_Material supplied_
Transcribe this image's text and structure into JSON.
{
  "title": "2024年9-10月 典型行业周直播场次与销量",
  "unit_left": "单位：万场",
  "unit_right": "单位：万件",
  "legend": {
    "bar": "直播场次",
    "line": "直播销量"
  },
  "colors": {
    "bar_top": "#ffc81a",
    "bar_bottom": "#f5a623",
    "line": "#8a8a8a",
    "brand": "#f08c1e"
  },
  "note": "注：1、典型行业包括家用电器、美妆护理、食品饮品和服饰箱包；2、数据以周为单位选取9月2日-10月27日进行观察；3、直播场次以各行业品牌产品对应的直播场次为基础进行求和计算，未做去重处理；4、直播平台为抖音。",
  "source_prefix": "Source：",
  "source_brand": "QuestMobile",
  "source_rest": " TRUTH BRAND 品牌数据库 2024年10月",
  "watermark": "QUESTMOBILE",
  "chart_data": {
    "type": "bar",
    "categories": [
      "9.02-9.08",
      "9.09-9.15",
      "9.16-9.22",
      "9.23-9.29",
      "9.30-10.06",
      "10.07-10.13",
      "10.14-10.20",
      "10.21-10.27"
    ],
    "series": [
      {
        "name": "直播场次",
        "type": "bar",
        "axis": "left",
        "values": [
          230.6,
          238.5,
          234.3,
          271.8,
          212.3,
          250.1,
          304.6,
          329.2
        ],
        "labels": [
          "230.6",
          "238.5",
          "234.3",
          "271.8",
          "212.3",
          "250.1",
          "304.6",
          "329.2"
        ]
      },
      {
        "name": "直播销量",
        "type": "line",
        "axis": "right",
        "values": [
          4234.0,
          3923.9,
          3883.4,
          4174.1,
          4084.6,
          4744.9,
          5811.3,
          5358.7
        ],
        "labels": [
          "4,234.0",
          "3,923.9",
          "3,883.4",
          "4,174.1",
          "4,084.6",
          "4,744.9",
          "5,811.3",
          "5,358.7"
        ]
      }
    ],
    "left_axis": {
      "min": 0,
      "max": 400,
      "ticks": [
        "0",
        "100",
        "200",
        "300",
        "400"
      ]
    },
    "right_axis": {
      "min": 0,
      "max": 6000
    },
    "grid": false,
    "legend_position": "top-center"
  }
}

_Problem details_
Copy out each record, keeping every word as it is.

_Exercise output_
Transcribe this image's text and structure into JSON.
{
  "title": "2024年9-10月 典型行业周直播场次与销量",
  "unit_left": "单位：万场",
  "unit_right": "单位：万件",
  "legend": {
    "bar": "直播场次",
    "line": "直播销量"
  },
  "colors": {
    "bar_top": "#ffc81a",
    "bar_bottom": "#f5a623",
    "line": "#8a8a8a",
    "brand": "#f08c1e"
  },
  "note": "注：1、典型行业包括家用电器、美妆护理、食品饮品和服饰箱包；2、数据以周为单位选取9月2日-10月27日进行观察；3、直播场次以各行业品牌产品对应的直播场次为基础进行求和计算，未做去重处理；4、直播平台为抖音。",
  "source_prefix": "Source：",
  "source_brand": "QuestMobile",
  "source_rest": " TRUTH BRAND 品牌数据库 2024年10月",
  "watermark": "QUESTMOBILE",
  "chart_data": {
    "type": "bar",
    "categories": [
      "9.02-9.08",
      "9.09-9.15",
      "9.16-9.22",
      "9.23-9.29",
      "9.30-10.06",
      "10.07-10.13",
      "10.14-10.20",
      "10.21-10.27"
    ],
    "series": [
      {
        "name": "直播场次",
        "type": "bar",
        "axis": "left",
        "values": [
          230.6,
          238.5,
          234.3,
          271.8,
          212.3,
          250.1,
          304.6,
          329.2
        ],
        "labels": [
          "230.6",
          "238.5",
          "234.3",
          "271.8",
          "212.3",
          "250.1",
          "304.6",
          "329.2"
        ]
      },
      {
        "name": "直播销量",
        "type": "line",
        "axis": "right",
        "values": [
          4234.0,
          3923.9,
          3883.4,
          4174.1,
          4084.6,
          4744.9,
          5811.3,
          5358.7
        ],
        "labels": [
          "4,234.0",
          "3,923.9",
          "3,883.4",
          "4,174.1",
          "4,084.6",
          "4,744.9",
          "5,811.3",
          "5,358.7"
        ]
      }
    ],
    "left_axis": {
      "min": 0,
      "max": 400,
      "ticks": [
        "0",
        "100",
        "200",
        "300",
        "400"
      ]
    },
    "right_axis": {
      "min": 0,
      "max": 6000
    },
    "grid": false,
    "legend_position": "top-center"
  }
}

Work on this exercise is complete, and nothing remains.